• **What to work on**
Filter the data for lines with the word "true", then copy every line so identified.

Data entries

******************************

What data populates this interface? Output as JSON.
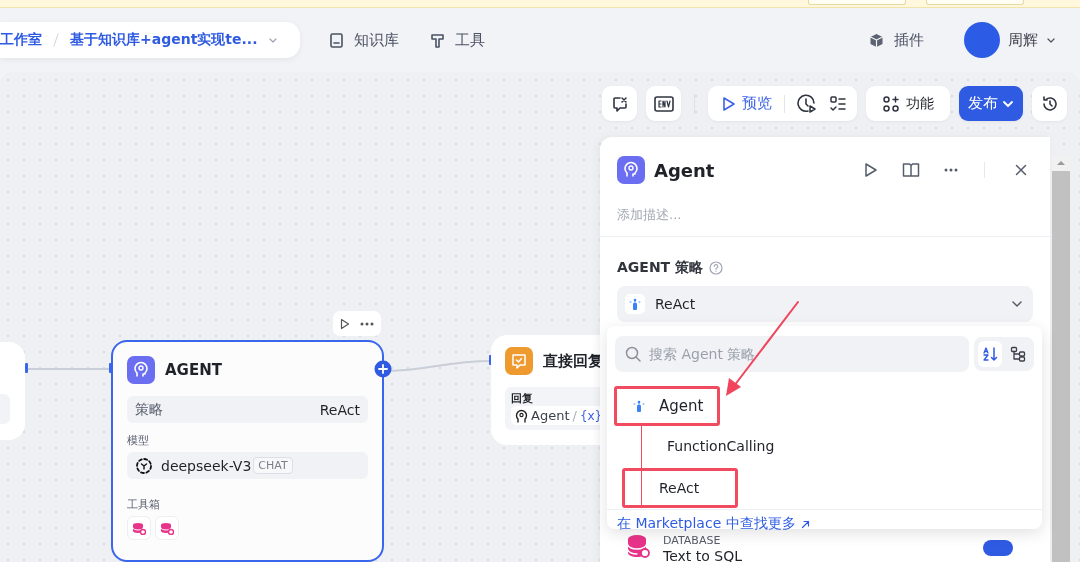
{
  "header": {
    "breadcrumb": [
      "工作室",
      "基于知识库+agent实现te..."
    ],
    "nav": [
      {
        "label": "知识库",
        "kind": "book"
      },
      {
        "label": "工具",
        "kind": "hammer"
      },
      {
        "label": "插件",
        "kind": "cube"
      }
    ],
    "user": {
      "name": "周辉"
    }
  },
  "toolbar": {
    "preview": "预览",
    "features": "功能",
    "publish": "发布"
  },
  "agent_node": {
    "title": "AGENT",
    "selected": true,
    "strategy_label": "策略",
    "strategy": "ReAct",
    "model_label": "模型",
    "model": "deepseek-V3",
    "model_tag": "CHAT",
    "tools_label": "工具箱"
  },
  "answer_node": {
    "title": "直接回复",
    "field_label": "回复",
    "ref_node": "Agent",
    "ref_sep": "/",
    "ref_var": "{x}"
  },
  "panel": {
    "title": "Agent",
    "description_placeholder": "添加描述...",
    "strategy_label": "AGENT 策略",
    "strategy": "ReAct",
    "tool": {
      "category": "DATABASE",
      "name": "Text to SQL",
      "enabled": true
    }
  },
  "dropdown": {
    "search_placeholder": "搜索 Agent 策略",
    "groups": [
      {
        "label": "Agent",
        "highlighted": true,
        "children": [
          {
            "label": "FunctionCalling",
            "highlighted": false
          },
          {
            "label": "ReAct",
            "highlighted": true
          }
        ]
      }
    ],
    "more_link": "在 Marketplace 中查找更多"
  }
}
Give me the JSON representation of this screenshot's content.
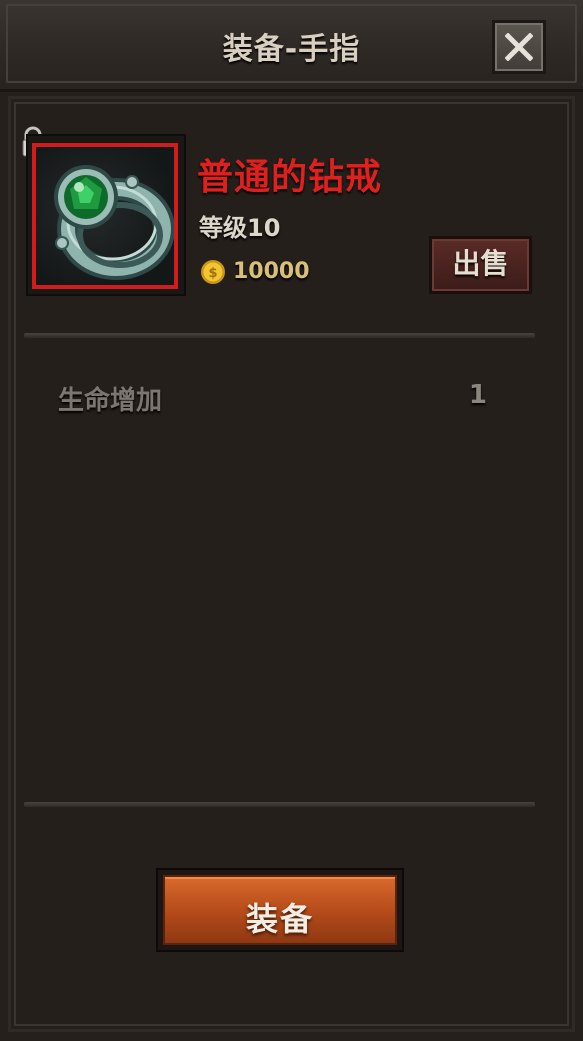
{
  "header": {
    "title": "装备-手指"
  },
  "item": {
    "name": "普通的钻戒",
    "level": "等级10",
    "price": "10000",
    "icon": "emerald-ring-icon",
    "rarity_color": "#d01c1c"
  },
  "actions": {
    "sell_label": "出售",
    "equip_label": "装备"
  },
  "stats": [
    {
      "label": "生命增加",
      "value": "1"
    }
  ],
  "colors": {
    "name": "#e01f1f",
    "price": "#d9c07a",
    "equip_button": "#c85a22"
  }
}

******************************

• **Response to this exercise**
    "selected": true,
      "enabled": true
        "highlighted": true,
            "highlighted": true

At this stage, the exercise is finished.